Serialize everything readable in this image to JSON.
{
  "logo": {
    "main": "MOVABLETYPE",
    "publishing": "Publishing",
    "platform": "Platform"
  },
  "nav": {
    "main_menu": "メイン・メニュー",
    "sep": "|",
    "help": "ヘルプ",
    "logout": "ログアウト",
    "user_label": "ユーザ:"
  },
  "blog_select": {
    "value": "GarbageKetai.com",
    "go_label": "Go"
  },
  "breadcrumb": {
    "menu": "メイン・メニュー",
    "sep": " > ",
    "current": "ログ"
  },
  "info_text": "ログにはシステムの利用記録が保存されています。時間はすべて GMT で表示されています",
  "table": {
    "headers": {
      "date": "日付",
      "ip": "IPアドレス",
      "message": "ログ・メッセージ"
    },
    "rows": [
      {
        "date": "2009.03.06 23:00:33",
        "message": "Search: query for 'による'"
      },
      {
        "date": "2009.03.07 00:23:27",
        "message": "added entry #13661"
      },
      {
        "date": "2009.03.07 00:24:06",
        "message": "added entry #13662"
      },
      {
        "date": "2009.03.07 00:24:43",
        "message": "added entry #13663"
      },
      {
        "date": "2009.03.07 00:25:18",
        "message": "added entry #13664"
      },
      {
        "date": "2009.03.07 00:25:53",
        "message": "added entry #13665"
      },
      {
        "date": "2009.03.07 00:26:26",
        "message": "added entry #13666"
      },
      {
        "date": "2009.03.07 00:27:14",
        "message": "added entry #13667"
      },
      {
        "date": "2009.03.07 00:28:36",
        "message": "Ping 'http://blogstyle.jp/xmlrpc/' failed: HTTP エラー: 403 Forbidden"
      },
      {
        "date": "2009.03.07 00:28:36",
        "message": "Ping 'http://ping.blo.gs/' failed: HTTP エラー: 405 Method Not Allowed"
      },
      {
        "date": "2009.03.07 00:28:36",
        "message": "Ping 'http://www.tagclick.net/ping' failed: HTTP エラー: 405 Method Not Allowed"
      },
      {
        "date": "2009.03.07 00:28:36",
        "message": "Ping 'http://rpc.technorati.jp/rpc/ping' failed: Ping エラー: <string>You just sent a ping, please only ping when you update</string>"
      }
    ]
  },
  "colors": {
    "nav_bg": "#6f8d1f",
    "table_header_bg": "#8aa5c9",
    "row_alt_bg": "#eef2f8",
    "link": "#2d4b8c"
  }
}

» **Goal of the exercise**
Exactly as written above, please repeat the entries.

» **Exercise result**
Serialize everything readable in this image to JSON.
{
  "logo": {
    "main": "MOVABLETYPE",
    "publishing": "Publishing",
    "platform": "Platform"
  },
  "nav": {
    "main_menu": "メイン・メニュー",
    "sep": "|",
    "help": "ヘルプ",
    "logout": "ログアウト",
    "user_label": "ユーザ:"
  },
  "blog_select": {
    "value": "GarbageKetai.com",
    "go_label": "Go"
  },
  "breadcrumb": {
    "menu": "メイン・メニュー",
    "sep": " > ",
    "current": "ログ"
  },
  "info_text": "ログにはシステムの利用記録が保存されています。時間はすべて GMT で表示されています",
  "table": {
    "headers": {
      "date": "日付",
      "ip": "IPアドレス",
      "message": "ログ・メッセージ"
    },
    "rows": [
      {
        "date": "2009.03.06 23:00:33",
        "message": "Search: query for 'による'"
      },
      {
        "date": "2009.03.07 00:23:27",
        "message": "added entry #13661"
      },
      {
        "date": "2009.03.07 00:24:06",
        "message": "added entry #13662"
      },
      {
        "date": "2009.03.07 00:24:43",
        "message": "added entry #13663"
      },
      {
        "date": "2009.03.07 00:25:18",
        "message": "added entry #13664"
      },
      {
        "date": "2009.03.07 00:25:53",
        "message": "added entry #13665"
      },
      {
        "date": "2009.03.07 00:26:26",
        "message": "added entry #13666"
      },
      {
        "date": "2009.03.07 00:27:14",
        "message": "added entry #13667"
      },
      {
        "date": "2009.03.07 00:28:36",
        "message": "Ping 'http://blogstyle.jp/xmlrpc/' failed: HTTP エラー: 403 Forbidden"
      },
      {
        "date": "2009.03.07 00:28:36",
        "message": "Ping 'http://ping.blo.gs/' failed: HTTP エラー: 405 Method Not Allowed"
      },
      {
        "date": "2009.03.07 00:28:36",
        "message": "Ping 'http://www.tagclick.net/ping' failed: HTTP エラー: 405 Method Not Allowed"
      },
      {
        "date": "2009.03.07 00:28:36",
        "message": "Ping 'http://rpc.technorati.jp/rpc/ping' failed: Ping エラー: <string>You just sent a ping, please only ping when you update</string>"
      }
    ]
  },
  "colors": {
    "nav_bg": "#6f8d1f",
    "table_header_bg": "#8aa5c9",
    "row_alt_bg": "#eef2f8",
    "link": "#2d4b8c"
  }
}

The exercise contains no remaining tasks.